**Problem to work on**:
Count the lines containing "National" in the entries underneath, and state that count without anything else.

**Rows**:
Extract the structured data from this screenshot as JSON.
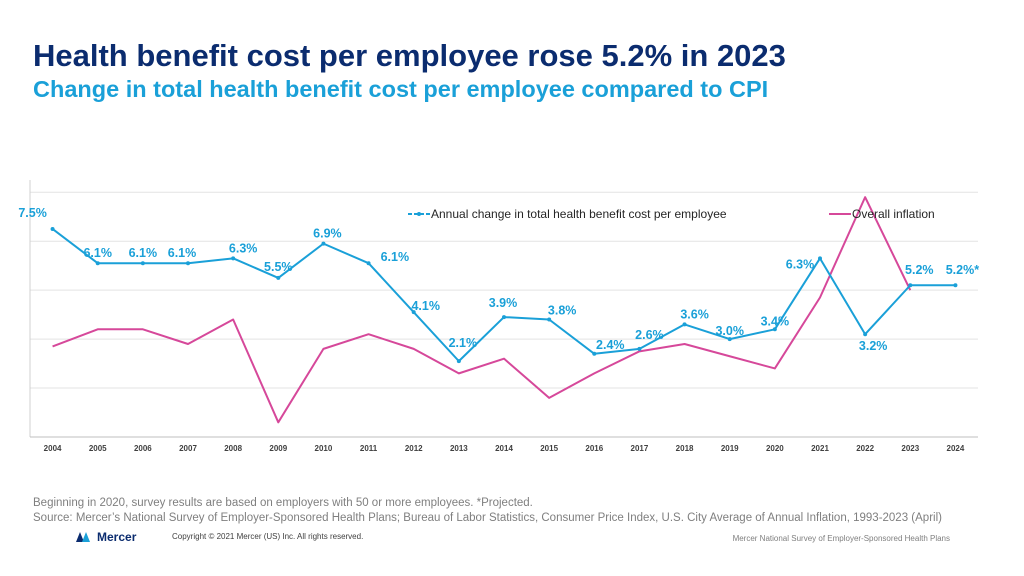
{
  "title": "Health benefit cost per employee rose 5.2% in 2023",
  "subtitle": "Change in total health benefit cost per employee compared to CPI",
  "chart_data": {
    "type": "line",
    "categories": [
      "2004",
      "2005",
      "2006",
      "2007",
      "2008",
      "2009",
      "2010",
      "2011",
      "2012",
      "2013",
      "2014",
      "2015",
      "2016",
      "2017",
      "2018",
      "2019",
      "2020",
      "2021",
      "2022",
      "2023",
      "2024"
    ],
    "series": [
      {
        "name": "Annual change in total health benefit cost per employee",
        "color": "#1aa0d8",
        "values": [
          7.5,
          6.1,
          6.1,
          6.1,
          6.3,
          5.5,
          6.9,
          6.1,
          4.1,
          2.1,
          3.9,
          3.8,
          2.4,
          2.6,
          3.6,
          3.0,
          3.4,
          6.3,
          3.2,
          5.2,
          5.2
        ],
        "labels": [
          "7.5%",
          "6.1%",
          "6.1%",
          "6.1%",
          "6.3%",
          "5.5%",
          "6.9%",
          "6.1%",
          "4.1%",
          "2.1%",
          "3.9%",
          "3.8%",
          "2.4%",
          "2.6%",
          "3.6%",
          "3.0%",
          "3.4%",
          "6.3%",
          "3.2%",
          "5.2%",
          "5.2%*"
        ]
      },
      {
        "name": "Overall inflation",
        "color": "#d6489a",
        "values": [
          2.7,
          3.4,
          3.4,
          2.8,
          3.8,
          -0.4,
          2.6,
          3.2,
          2.6,
          1.6,
          2.2,
          0.6,
          1.6,
          2.5,
          2.8,
          2.3,
          1.8,
          4.7,
          8.8,
          5.0,
          null
        ]
      }
    ],
    "ylim": [
      -1,
      9.5
    ],
    "grid": true,
    "legend": "top-right",
    "xlabel": "",
    "ylabel": ""
  },
  "footnote": {
    "line1": "Beginning in 2020, survey results are based on employers with 50 or more employees. *Projected.",
    "line2": "Source: Mercer’s National Survey of Employer-Sponsored Health Plans; Bureau of Labor Statistics, Consumer Price Index, U.S. City Average of Annual Inflation, 1993-2023 (April)"
  },
  "footer": {
    "logo_text": "Mercer",
    "copyright": "Copyright © 2021 Mercer (US) Inc. All rights reserved.",
    "survey": "Mercer National Survey of Employer-Sponsored Health Plans"
  }
}
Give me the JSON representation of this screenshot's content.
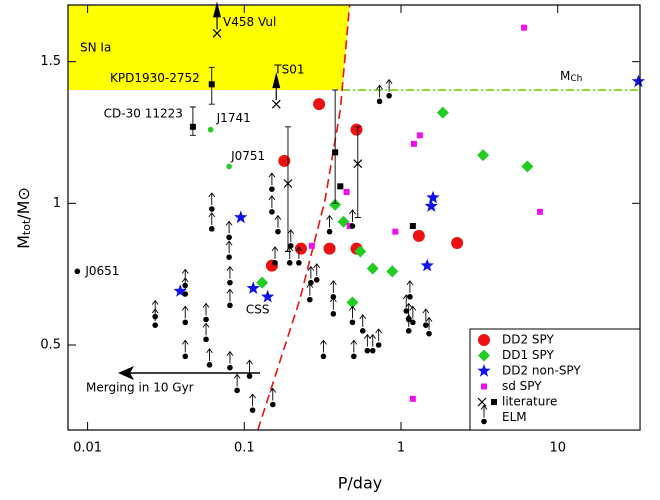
{
  "chart_data": {
    "type": "scatter",
    "xlabel": "P/day",
    "ylabel": {
      "main": "M",
      "sub": "tot",
      "rest": "/M⊙"
    },
    "xscale": "log",
    "xlim": [
      0.0075,
      33.5
    ],
    "xticks": [
      0.01,
      0.1,
      1,
      10
    ],
    "ylim": [
      0.2,
      1.7
    ],
    "yticks": [
      0.5,
      1,
      1.5
    ],
    "legend": "lower right",
    "series": [
      {
        "name": "DD2 SPY",
        "color": "#ee1111",
        "marker": "circle",
        "x": [
          0.3,
          0.18,
          0.15,
          0.23,
          0.35,
          0.52,
          0.52,
          1.3,
          2.28
        ],
        "values": [
          1.35,
          1.15,
          0.78,
          0.84,
          0.84,
          0.84,
          1.26,
          0.885,
          0.86
        ]
      },
      {
        "name": "DD1 SPY",
        "color": "#22cc22",
        "marker": "diamond",
        "x": [
          0.38,
          0.43,
          0.55,
          0.66,
          0.88,
          0.49,
          1.85,
          3.34,
          6.4,
          0.13
        ],
        "values": [
          0.995,
          0.935,
          0.83,
          0.77,
          0.76,
          0.65,
          1.32,
          1.17,
          1.13,
          0.72
        ]
      },
      {
        "name": "DD2 non-SPY",
        "color": "#1111ee",
        "marker": "star",
        "x": [
          32.7,
          0.095,
          0.039,
          0.114,
          0.141,
          1.6,
          1.56,
          1.47
        ],
        "values": [
          1.43,
          0.95,
          0.69,
          0.7,
          0.67,
          1.02,
          0.99,
          0.78
        ],
        "labels": [
          null,
          null,
          null,
          null,
          "CSS",
          null,
          null,
          null
        ]
      },
      {
        "name": "sd SPY",
        "color": "#ee11ee",
        "marker": "square",
        "x": [
          6.1,
          1.21,
          1.32,
          0.92,
          7.7,
          0.27,
          1.19,
          0.45,
          0.47
        ],
        "values": [
          1.62,
          1.21,
          1.24,
          0.9,
          0.97,
          0.85,
          0.31,
          1.04,
          0.92
        ]
      },
      {
        "name": "literature",
        "color": "#000000",
        "marker": "mixed",
        "x": [
          0.067,
          0.16,
          0.062,
          0.047,
          0.19,
          0.53,
          0.38,
          0.41,
          1.19
        ],
        "values": [
          1.6,
          1.35,
          1.42,
          1.27,
          1.07,
          1.14,
          1.18,
          1.06,
          0.92
        ],
        "markers": [
          "x",
          "x",
          "square",
          "square",
          "x",
          "x",
          "square",
          "square",
          "square"
        ],
        "err_low": [
          null,
          null,
          1.35,
          1.24,
          0.83,
          0.95,
          1.0,
          null,
          null
        ],
        "err_high": [
          null,
          null,
          1.48,
          1.34,
          1.27,
          1.27,
          1.4,
          null,
          null
        ],
        "arrows": [
          true,
          true,
          false,
          false,
          false,
          false,
          false,
          false,
          false
        ],
        "labels": [
          "V458 Vul",
          "TS01",
          "KPD1930-2752",
          "CD-30 11223",
          null,
          null,
          null,
          null,
          null
        ]
      },
      {
        "name": "ELM",
        "color": "#000000",
        "marker": "limit",
        "x": [
          0.027,
          0.027,
          0.042,
          0.042,
          0.042,
          0.042,
          0.057,
          0.057,
          0.06,
          0.062,
          0.062,
          0.08,
          0.08,
          0.081,
          0.081,
          0.081,
          0.09,
          0.108,
          0.113,
          0.152,
          0.15,
          0.15,
          0.164,
          0.157,
          0.198,
          0.195,
          0.223,
          0.266,
          0.262,
          0.29,
          0.32,
          0.35,
          0.37,
          0.37,
          0.49,
          0.49,
          0.57,
          0.61,
          0.66,
          0.72,
          0.5,
          0.73,
          0.84,
          1.08,
          1.14,
          1.12,
          1.19,
          1.44,
          1.51,
          1.12
        ],
        "values": [
          0.6,
          0.57,
          0.71,
          0.68,
          0.58,
          0.46,
          0.59,
          0.52,
          0.43,
          0.98,
          0.91,
          0.88,
          0.81,
          0.72,
          0.64,
          0.42,
          0.34,
          0.39,
          0.27,
          0.29,
          1.05,
          0.97,
          0.9,
          0.79,
          0.85,
          0.79,
          0.79,
          0.72,
          0.66,
          0.73,
          0.46,
          0.9,
          0.67,
          0.61,
          0.92,
          0.58,
          0.55,
          0.48,
          0.48,
          0.5,
          0.46,
          1.36,
          1.38,
          0.62,
          0.67,
          0.59,
          0.58,
          0.57,
          0.54,
          0.55
        ]
      }
    ],
    "extra_points": {
      "x": [
        0.061,
        0.08,
        0.0086
      ],
      "values": [
        1.26,
        1.13,
        0.76
      ],
      "colors": [
        "#22cc22",
        "#22cc22",
        "#000000"
      ],
      "labels": [
        "J1741",
        "J0751",
        "J0651"
      ]
    },
    "boundary": {
      "x": [
        0.122,
        0.226,
        0.327,
        0.41,
        0.47
      ],
      "values": [
        0.2,
        0.66,
        1.01,
        1.33,
        1.7
      ],
      "color": "#ee1111"
    },
    "sn_region": {
      "label": "SN Ia",
      "color": "#ffff00"
    },
    "chandrasekhar": {
      "value": 1.4,
      "label": {
        "main": "M",
        "sub": "Ch"
      },
      "color": "#66cc00"
    },
    "annotations": [
      "Merging in 10 Gyr"
    ]
  }
}
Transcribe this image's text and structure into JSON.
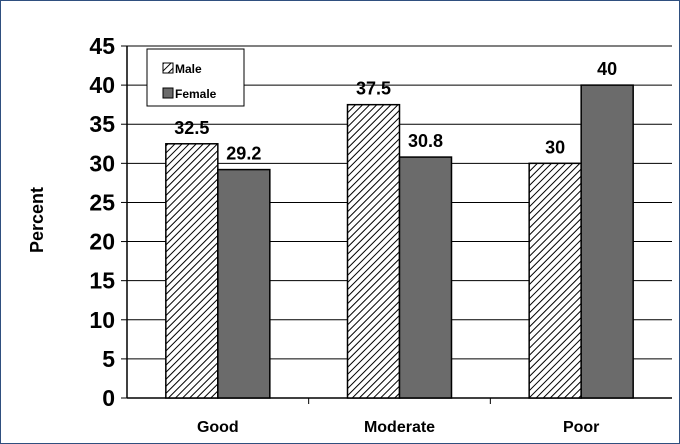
{
  "chart_data": {
    "type": "bar",
    "ylabel": "Percent",
    "ylim": [
      0,
      45
    ],
    "yticks": [
      0,
      5,
      10,
      15,
      20,
      25,
      30,
      35,
      40,
      45
    ],
    "grid": true,
    "legend_position": "top-left",
    "categories": [
      "Good",
      "Moderate",
      "Poor"
    ],
    "series": [
      {
        "name": "Male",
        "values": [
          32.5,
          37.5,
          30
        ],
        "labels": [
          "32.5",
          "37.5",
          "30"
        ],
        "pattern": "diagonal-hatch",
        "color": "#ffffff"
      },
      {
        "name": "Female",
        "values": [
          29.2,
          30.8,
          40
        ],
        "labels": [
          "29.2",
          "30.8",
          "40"
        ],
        "pattern": "solid",
        "color": "#6b6b6b"
      }
    ]
  }
}
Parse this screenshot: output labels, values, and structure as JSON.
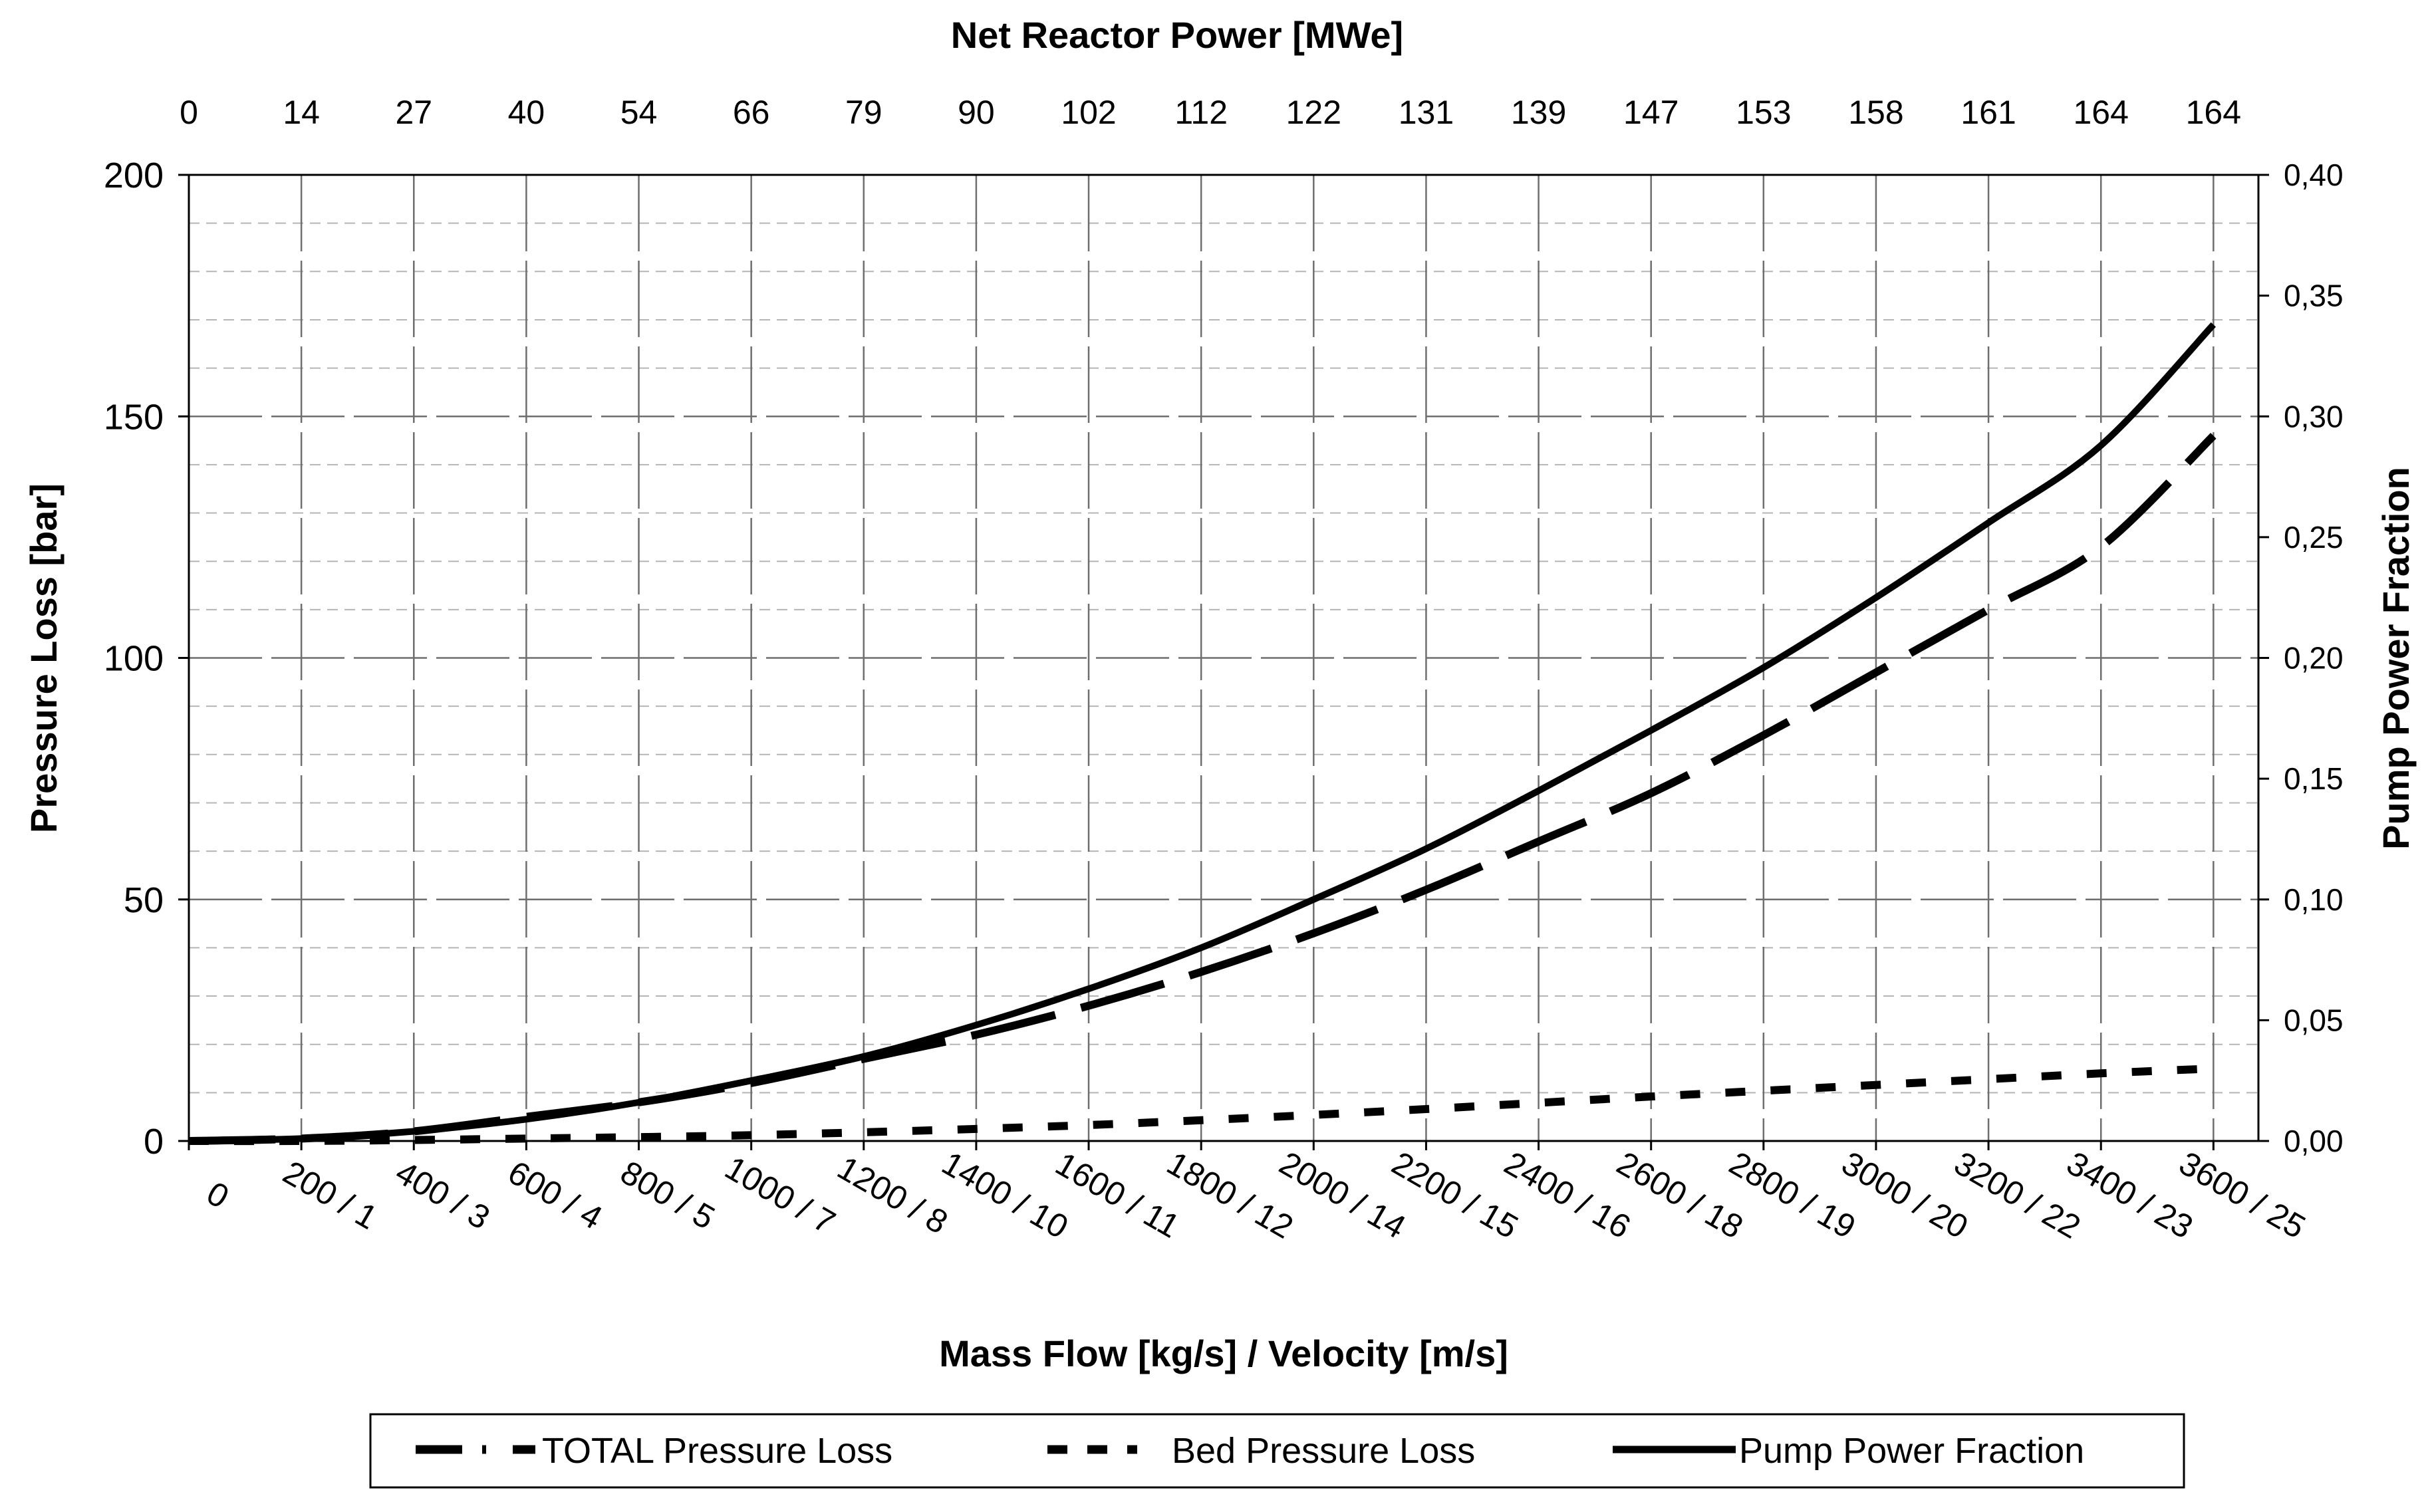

**Answer to this problem**:
2